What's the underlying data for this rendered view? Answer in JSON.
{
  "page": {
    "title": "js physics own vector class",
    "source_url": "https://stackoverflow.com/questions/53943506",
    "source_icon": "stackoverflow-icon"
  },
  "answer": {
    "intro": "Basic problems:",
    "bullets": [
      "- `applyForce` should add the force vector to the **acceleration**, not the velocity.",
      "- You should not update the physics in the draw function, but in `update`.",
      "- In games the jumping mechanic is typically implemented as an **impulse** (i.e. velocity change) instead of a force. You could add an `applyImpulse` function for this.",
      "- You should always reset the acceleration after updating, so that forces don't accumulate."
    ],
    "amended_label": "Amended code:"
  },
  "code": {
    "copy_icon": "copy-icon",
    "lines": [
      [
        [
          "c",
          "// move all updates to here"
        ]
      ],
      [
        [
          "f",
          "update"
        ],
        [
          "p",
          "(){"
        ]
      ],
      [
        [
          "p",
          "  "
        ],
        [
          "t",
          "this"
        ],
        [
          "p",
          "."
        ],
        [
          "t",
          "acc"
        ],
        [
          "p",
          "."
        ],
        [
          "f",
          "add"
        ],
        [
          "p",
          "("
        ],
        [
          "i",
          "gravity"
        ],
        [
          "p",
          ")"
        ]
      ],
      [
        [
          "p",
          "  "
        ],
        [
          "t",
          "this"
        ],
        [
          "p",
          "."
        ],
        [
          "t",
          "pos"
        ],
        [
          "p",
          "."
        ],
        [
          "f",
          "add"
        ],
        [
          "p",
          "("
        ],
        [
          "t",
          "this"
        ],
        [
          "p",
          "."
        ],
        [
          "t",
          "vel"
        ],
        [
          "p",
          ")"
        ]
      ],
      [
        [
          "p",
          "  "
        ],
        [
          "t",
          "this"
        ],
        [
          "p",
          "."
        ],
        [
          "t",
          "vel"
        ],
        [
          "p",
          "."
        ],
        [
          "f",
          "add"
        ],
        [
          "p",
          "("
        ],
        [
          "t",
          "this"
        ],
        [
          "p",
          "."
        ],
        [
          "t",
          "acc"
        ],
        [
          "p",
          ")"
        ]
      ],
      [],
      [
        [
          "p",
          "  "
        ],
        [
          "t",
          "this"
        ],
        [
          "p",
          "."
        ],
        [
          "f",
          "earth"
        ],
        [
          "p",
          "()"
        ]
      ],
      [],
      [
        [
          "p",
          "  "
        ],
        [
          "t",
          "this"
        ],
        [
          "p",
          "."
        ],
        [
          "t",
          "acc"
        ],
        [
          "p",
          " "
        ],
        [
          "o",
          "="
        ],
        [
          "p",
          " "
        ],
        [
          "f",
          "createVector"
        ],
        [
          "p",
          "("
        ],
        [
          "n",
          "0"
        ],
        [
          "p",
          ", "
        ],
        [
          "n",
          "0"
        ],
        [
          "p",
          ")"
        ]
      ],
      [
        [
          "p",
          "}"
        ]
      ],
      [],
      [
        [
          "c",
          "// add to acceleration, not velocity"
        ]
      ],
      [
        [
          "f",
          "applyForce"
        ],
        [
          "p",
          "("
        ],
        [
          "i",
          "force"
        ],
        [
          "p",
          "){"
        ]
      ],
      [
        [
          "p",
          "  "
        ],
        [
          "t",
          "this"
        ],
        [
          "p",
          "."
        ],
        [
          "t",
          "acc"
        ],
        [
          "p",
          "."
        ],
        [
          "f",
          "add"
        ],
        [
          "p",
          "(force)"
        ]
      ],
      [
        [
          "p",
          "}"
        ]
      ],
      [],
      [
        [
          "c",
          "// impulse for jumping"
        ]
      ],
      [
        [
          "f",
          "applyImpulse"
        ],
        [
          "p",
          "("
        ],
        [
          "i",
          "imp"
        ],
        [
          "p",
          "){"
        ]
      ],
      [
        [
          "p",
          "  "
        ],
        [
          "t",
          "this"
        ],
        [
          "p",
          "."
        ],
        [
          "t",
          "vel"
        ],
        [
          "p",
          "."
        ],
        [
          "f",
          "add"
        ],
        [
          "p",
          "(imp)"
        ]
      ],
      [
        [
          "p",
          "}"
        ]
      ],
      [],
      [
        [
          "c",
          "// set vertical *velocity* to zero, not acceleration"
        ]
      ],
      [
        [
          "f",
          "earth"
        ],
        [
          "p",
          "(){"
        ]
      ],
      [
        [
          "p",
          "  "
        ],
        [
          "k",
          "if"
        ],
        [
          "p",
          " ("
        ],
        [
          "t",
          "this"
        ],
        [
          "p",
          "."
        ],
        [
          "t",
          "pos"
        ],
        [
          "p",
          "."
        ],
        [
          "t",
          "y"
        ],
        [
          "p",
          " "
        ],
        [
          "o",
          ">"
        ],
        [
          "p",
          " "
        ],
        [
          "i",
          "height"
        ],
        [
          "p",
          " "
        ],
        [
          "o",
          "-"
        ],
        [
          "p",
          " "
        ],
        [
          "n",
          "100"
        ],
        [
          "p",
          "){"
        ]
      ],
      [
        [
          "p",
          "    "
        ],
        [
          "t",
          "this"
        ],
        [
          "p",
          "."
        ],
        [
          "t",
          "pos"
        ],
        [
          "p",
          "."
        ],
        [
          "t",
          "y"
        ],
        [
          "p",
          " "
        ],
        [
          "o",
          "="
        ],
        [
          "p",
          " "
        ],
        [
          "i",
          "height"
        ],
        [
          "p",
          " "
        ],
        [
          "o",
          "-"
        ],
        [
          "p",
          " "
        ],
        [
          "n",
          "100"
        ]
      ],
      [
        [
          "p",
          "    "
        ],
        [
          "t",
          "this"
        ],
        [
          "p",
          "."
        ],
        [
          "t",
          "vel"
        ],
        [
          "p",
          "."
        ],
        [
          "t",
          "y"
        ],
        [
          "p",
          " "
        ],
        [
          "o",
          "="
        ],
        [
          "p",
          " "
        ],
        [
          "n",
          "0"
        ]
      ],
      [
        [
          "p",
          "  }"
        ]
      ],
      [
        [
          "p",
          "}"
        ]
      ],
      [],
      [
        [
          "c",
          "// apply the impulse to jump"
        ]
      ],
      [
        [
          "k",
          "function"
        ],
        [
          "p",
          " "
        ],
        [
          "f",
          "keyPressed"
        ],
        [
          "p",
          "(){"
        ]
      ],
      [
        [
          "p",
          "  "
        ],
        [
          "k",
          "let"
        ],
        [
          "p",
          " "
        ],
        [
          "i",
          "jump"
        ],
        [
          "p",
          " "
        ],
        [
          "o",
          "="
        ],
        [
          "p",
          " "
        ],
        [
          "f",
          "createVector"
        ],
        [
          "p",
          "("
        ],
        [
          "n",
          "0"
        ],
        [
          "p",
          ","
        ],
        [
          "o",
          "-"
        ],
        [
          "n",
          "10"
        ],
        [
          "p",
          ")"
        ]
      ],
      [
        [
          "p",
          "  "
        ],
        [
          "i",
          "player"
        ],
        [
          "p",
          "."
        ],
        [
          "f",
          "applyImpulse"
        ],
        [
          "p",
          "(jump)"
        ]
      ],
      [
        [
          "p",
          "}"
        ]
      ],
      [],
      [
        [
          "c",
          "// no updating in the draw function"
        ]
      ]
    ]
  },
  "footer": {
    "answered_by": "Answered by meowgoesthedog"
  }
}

--

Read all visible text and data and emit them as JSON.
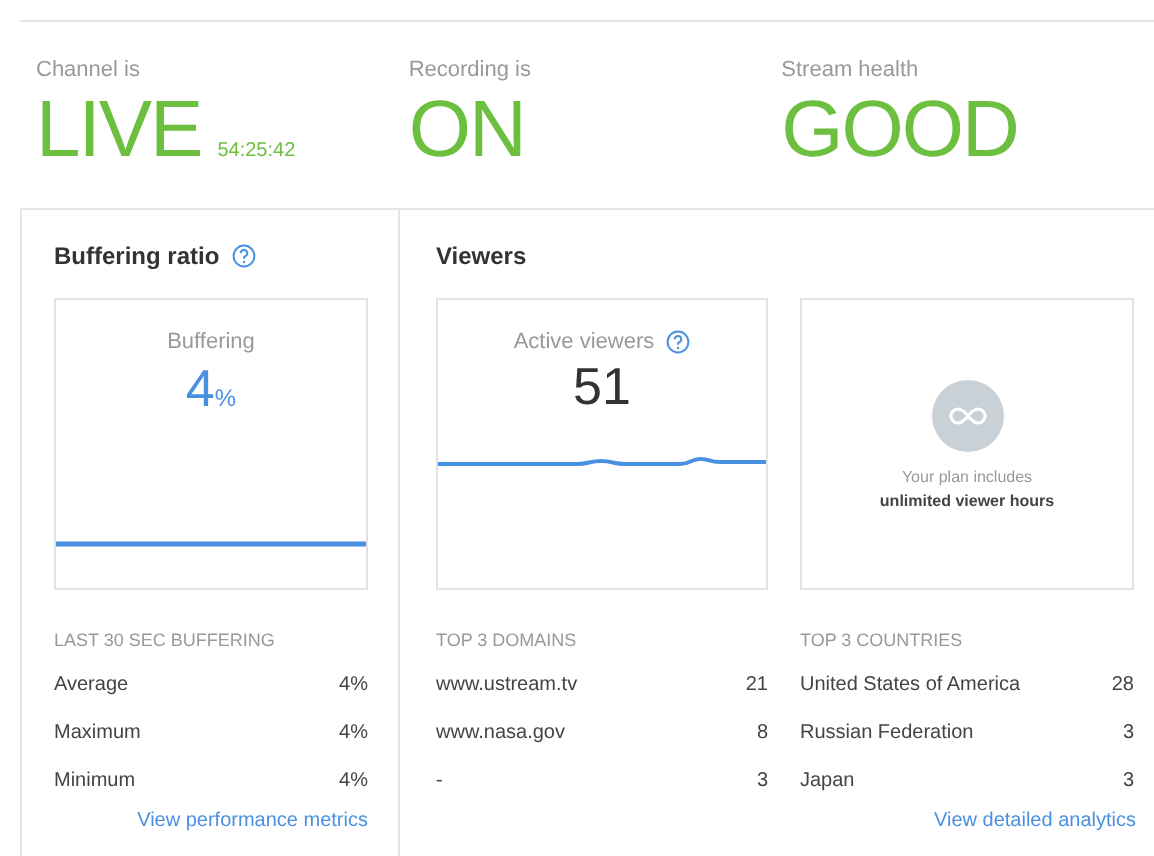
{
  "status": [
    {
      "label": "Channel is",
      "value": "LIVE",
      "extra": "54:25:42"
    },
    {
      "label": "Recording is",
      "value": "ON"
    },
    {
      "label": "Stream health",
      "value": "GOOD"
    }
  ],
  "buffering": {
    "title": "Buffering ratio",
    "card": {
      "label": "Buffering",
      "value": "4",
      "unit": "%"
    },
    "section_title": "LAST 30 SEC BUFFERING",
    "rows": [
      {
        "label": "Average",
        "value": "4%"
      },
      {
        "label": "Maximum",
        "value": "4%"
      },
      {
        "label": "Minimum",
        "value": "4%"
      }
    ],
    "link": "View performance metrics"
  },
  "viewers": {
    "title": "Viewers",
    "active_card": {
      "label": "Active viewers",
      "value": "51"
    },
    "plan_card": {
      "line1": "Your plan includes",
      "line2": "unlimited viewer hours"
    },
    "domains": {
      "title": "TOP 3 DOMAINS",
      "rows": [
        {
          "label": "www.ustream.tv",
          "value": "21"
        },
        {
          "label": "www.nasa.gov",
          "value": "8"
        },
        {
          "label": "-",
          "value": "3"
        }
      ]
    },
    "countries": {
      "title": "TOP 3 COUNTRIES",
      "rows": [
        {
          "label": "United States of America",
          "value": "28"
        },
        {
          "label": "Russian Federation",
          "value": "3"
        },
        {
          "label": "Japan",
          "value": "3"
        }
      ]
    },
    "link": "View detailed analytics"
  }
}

Exercise details: Provide the number of lines containing the string "should", with no other output.

Complete response: 3